What the task requires:
Will you transcribe all the entries word for word, skipping the pictures they hold?

Input records:
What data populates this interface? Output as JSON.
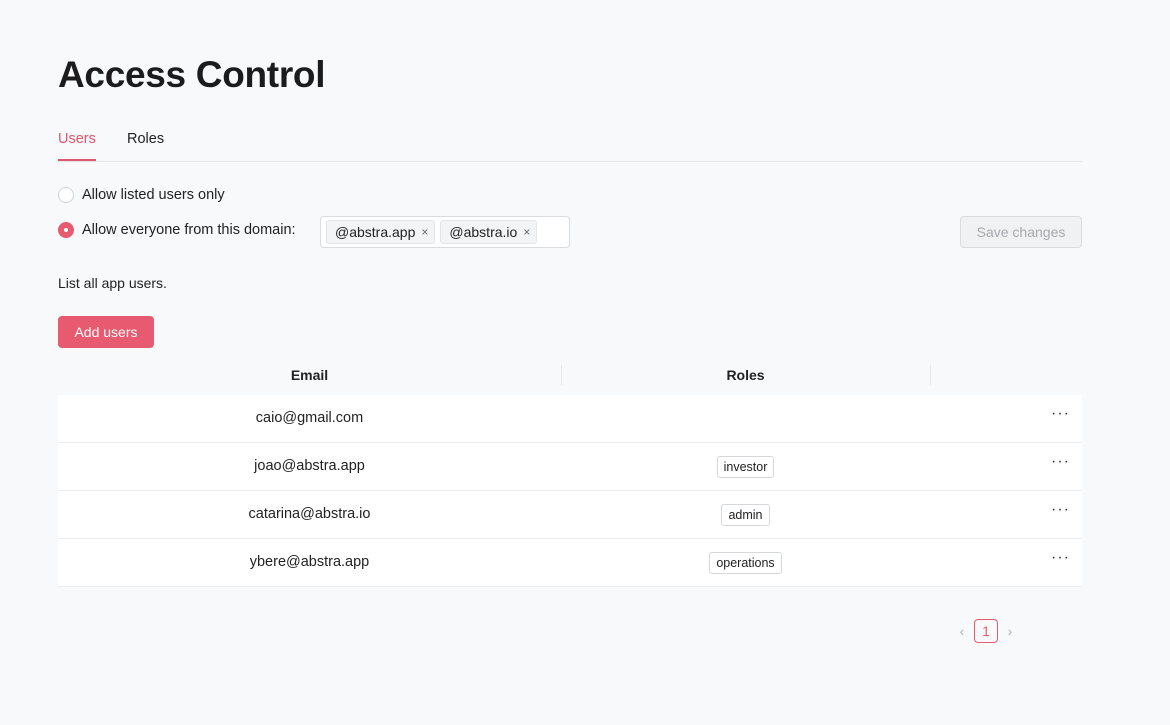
{
  "page": {
    "title": "Access Control"
  },
  "tabs": [
    {
      "label": "Users",
      "active": true
    },
    {
      "label": "Roles",
      "active": false
    }
  ],
  "access": {
    "option_listed": "Allow listed users only",
    "option_domain": "Allow everyone from this domain:",
    "selected": "domain",
    "domains": [
      "@abstra.app",
      "@abstra.io"
    ],
    "remove_glyph": "×",
    "save_label": "Save changes"
  },
  "users": {
    "description": "List all app users.",
    "add_label": "Add users",
    "columns": [
      "Email",
      "Roles"
    ],
    "rows": [
      {
        "email": "caio@gmail.com",
        "role": ""
      },
      {
        "email": "joao@abstra.app",
        "role": "investor"
      },
      {
        "email": "catarina@abstra.io",
        "role": "admin"
      },
      {
        "email": "ybere@abstra.app",
        "role": "operations"
      }
    ],
    "row_menu_glyph": "···"
  },
  "pagination": {
    "prev": "‹",
    "page": "1",
    "next": "›"
  },
  "colors": {
    "accent": "#e85a6f",
    "background": "#f8f9fb"
  }
}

Task output:
What data populates this interface? Output as JSON.
{
  "page": {
    "title": "Access Control"
  },
  "tabs": [
    {
      "label": "Users",
      "active": true
    },
    {
      "label": "Roles",
      "active": false
    }
  ],
  "access": {
    "option_listed": "Allow listed users only",
    "option_domain": "Allow everyone from this domain:",
    "selected": "domain",
    "domains": [
      "@abstra.app",
      "@abstra.io"
    ],
    "remove_glyph": "×",
    "save_label": "Save changes"
  },
  "users": {
    "description": "List all app users.",
    "add_label": "Add users",
    "columns": [
      "Email",
      "Roles"
    ],
    "rows": [
      {
        "email": "caio@gmail.com",
        "role": ""
      },
      {
        "email": "joao@abstra.app",
        "role": "investor"
      },
      {
        "email": "catarina@abstra.io",
        "role": "admin"
      },
      {
        "email": "ybere@abstra.app",
        "role": "operations"
      }
    ],
    "row_menu_glyph": "···"
  },
  "pagination": {
    "prev": "‹",
    "page": "1",
    "next": "›"
  },
  "colors": {
    "accent": "#e85a6f",
    "background": "#f8f9fb"
  }
}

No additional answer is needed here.